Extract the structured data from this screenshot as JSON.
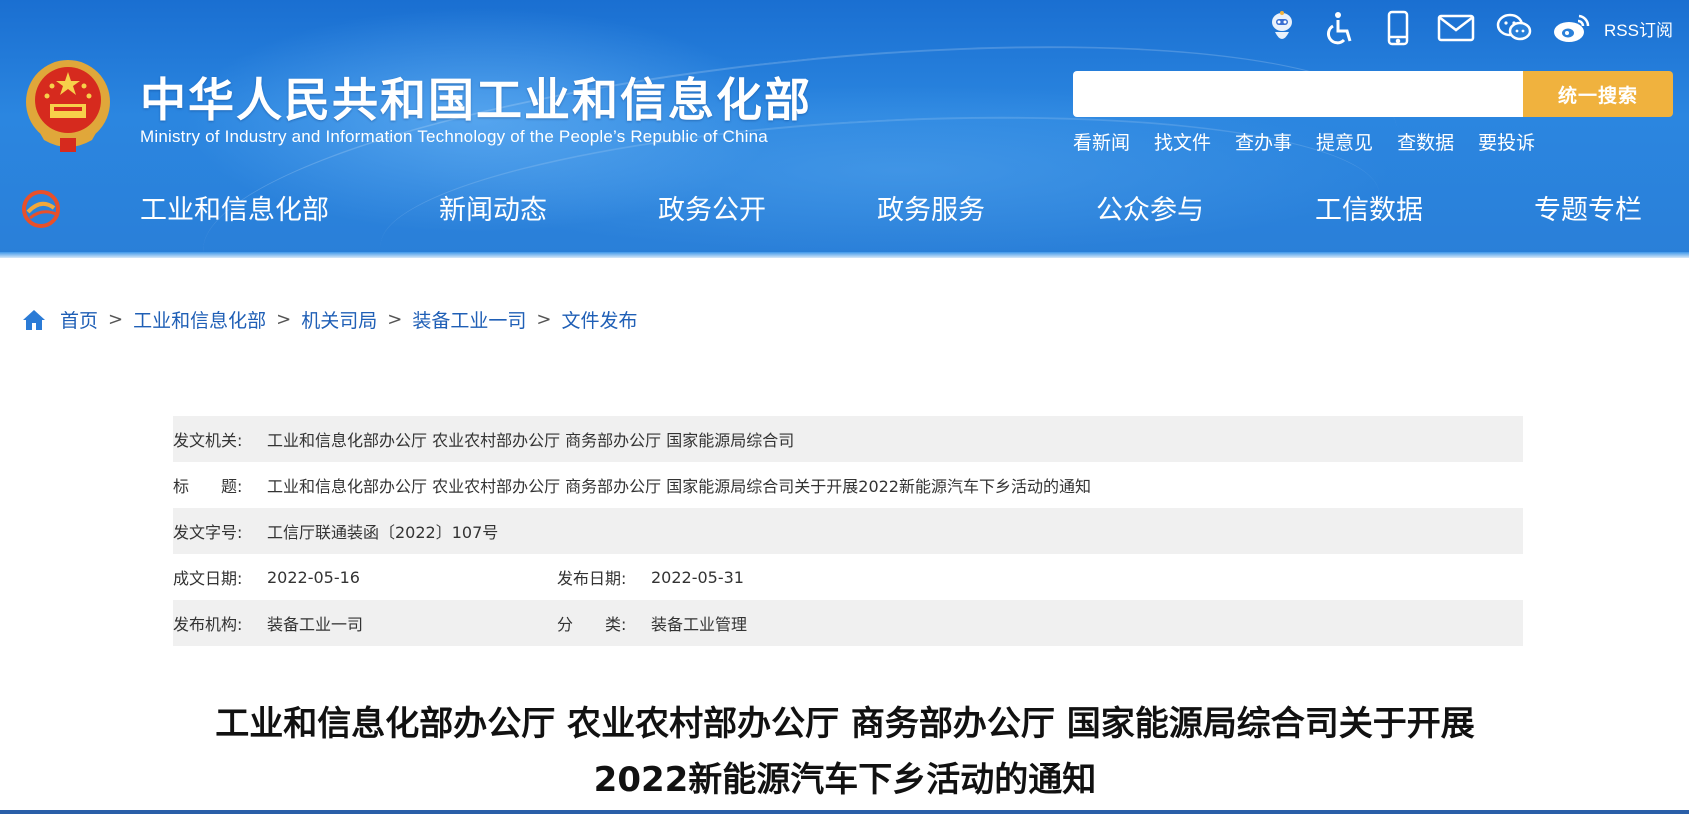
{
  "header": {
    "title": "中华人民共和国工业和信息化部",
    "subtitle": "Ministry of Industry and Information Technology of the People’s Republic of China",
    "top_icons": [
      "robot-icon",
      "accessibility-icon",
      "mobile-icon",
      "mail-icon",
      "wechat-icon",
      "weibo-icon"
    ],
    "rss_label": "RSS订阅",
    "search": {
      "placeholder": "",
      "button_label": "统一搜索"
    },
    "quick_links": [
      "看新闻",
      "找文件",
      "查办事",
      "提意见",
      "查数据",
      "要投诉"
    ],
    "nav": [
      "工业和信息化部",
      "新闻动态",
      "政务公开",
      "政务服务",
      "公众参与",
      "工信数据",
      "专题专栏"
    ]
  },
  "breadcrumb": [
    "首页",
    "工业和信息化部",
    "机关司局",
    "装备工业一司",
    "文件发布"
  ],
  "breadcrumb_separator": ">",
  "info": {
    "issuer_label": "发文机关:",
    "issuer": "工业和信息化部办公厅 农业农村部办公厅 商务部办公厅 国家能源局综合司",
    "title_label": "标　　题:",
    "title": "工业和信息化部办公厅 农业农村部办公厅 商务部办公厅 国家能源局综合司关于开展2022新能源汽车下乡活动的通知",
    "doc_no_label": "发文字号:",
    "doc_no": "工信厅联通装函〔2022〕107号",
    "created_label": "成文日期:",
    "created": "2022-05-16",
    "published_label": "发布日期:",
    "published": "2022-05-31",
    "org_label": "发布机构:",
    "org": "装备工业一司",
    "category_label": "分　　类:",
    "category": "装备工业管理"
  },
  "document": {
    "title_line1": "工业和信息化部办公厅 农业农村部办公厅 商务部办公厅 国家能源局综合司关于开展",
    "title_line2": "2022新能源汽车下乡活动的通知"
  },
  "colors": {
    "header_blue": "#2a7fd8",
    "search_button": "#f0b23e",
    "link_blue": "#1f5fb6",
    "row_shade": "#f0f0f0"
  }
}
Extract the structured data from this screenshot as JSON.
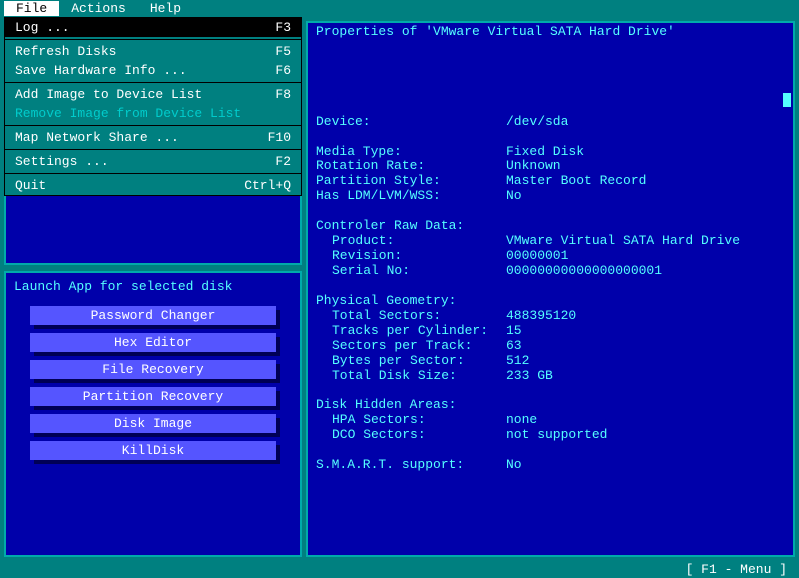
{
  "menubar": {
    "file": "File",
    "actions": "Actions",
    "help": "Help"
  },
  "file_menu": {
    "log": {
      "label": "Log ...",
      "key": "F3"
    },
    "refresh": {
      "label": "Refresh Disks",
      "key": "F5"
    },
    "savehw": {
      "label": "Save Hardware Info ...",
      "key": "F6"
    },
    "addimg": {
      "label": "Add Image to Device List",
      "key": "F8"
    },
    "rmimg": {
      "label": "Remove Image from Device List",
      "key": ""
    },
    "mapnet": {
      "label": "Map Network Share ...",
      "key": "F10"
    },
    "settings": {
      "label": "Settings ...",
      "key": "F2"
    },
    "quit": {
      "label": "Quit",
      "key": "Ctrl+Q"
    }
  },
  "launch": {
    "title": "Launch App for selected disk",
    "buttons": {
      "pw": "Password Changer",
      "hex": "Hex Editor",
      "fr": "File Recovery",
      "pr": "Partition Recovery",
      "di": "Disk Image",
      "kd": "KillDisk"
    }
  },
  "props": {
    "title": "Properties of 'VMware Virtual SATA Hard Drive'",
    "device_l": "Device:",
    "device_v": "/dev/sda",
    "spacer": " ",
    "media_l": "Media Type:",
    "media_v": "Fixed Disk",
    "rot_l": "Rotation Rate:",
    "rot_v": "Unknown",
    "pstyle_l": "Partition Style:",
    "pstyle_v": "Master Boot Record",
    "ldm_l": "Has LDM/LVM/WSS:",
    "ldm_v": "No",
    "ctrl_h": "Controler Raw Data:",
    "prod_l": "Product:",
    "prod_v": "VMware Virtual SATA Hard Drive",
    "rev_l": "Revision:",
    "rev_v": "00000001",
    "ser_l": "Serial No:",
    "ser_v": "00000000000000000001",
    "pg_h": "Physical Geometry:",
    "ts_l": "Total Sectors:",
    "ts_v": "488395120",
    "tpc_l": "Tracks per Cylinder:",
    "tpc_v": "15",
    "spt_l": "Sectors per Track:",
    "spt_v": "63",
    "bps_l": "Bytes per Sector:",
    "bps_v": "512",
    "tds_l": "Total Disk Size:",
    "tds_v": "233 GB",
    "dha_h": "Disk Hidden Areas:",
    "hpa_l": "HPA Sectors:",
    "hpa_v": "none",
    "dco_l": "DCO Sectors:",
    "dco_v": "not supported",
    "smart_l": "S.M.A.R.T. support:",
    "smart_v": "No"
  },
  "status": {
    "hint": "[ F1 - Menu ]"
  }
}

#### [WHAT NEEDS TO BE DONE]
Go through the listing above and list every line that has the word "Sectors".

#### [REPLY]
    "ts_l": "Total Sectors:",
    "spt_l": "Sectors per Track:",
    "hpa_l": "HPA Sectors:",
    "dco_l": "DCO Sectors:",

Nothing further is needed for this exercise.